*Task prompt*. Pictures stay out of your copy, but everything else in the records below must be repeated exactly.

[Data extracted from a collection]
※

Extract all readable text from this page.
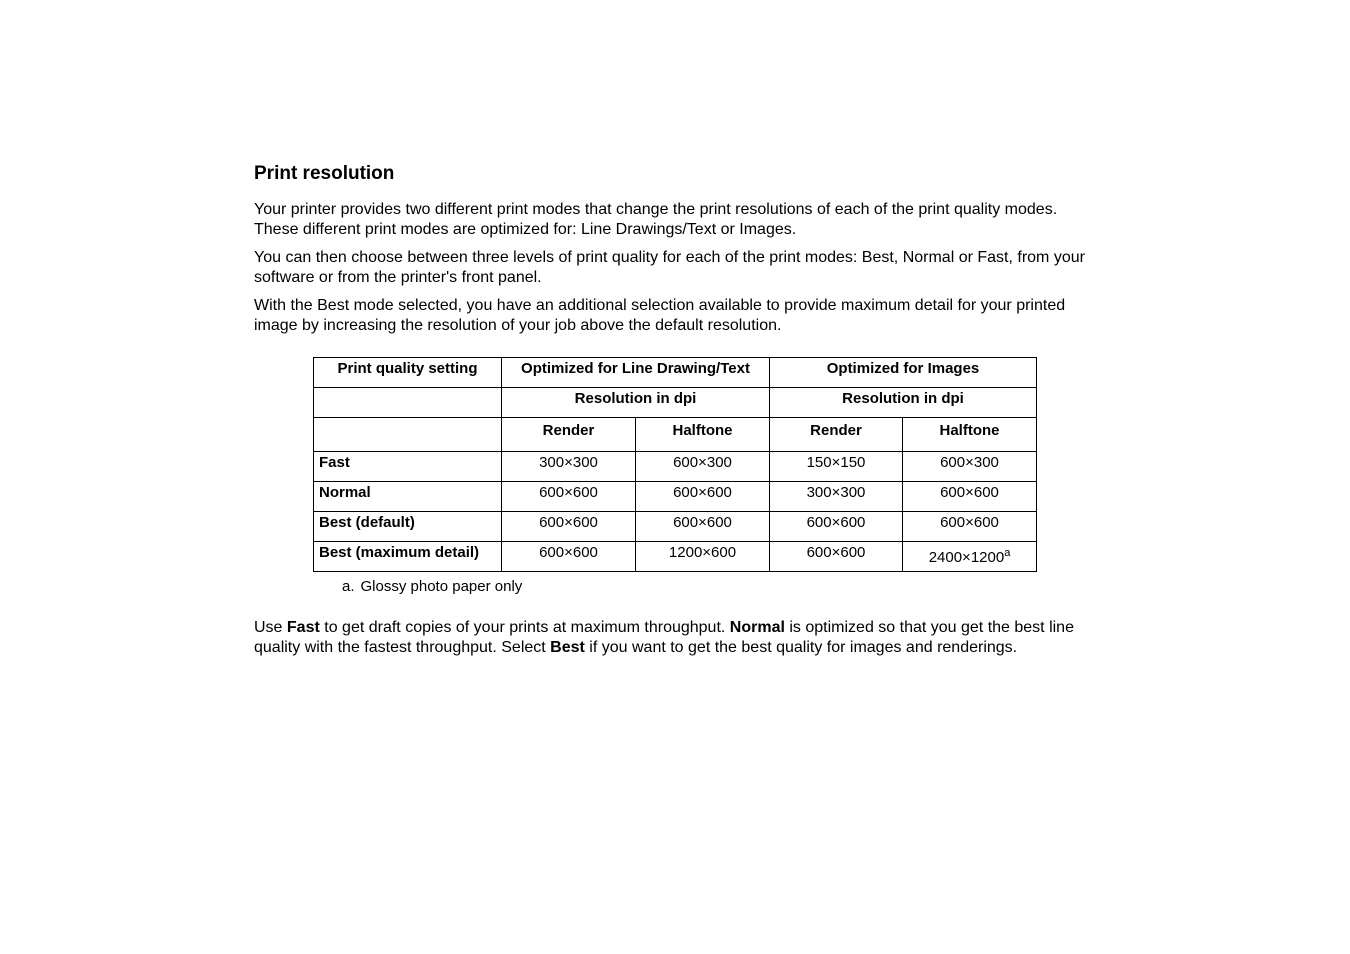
Print resolution

Your printer provides two different print modes that change the print resolutions of each of the print quality modes. These different print modes are optimized for: Line Drawings/Text or Images.

You can then choose between three levels of print quality for each of the print modes: Best, Normal or Fast, from your software or from the printer's front panel.

With the Best mode selected, you have an additional selection available to provide maximum detail for your printed image by increasing the resolution of your job above the default resolution.

Print quality setting	Optimized for Line Drawing/Text		Optimized for Images	
	Resolution in dpi		Resolution in dpi	
	Render	Halftone	Render	Halftone
Fast	300×300	600×300	150×150	600×300
Normal	600×600	600×600	300×300	600×600
Best (default)	600×600	600×600	600×600	600×600
Best (maximum detail)	600×600	1200×600	600×600	$2400\times 1200^a$
a. Glossy photo paper only

Use Fast to get draft copies of your prints at maximum throughput. Normal is optimized so that you get the best line quality with the fastest throughput. Select Best if you want to get the best quality for images and renderings.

※

*Exercise response*.
Extract all readable text from this page.
Print resolution

Your printer provides two different print modes that change the print resolutions of each of the print quality modes. These different print modes are optimized for: Line Drawings/Text or Images.

You can then choose between three levels of print quality for each of the print modes: Best, Normal or Fast, from your software or from the printer's front panel.

With the Best mode selected, you have an additional selection available to provide maximum detail for your printed image by increasing the resolution of your job above the default resolution.

Print quality setting	Optimized for Line Drawing/Text		Optimized for Images	
	Resolution in dpi		Resolution in dpi	
	Render	Halftone	Render	Halftone
Fast	300×300	600×300	150×150	600×300
Normal	600×600	600×600	300×300	600×600
Best (default)	600×600	600×600	600×600	600×600
Best (maximum detail)	600×600	1200×600	600×600	$2400\times 1200^a$
a. Glossy photo paper only

Use Fast to get draft copies of your prints at maximum throughput. Normal is optimized so that you get the best line quality with the fastest throughput. Select Best if you want to get the best quality for images and renderings.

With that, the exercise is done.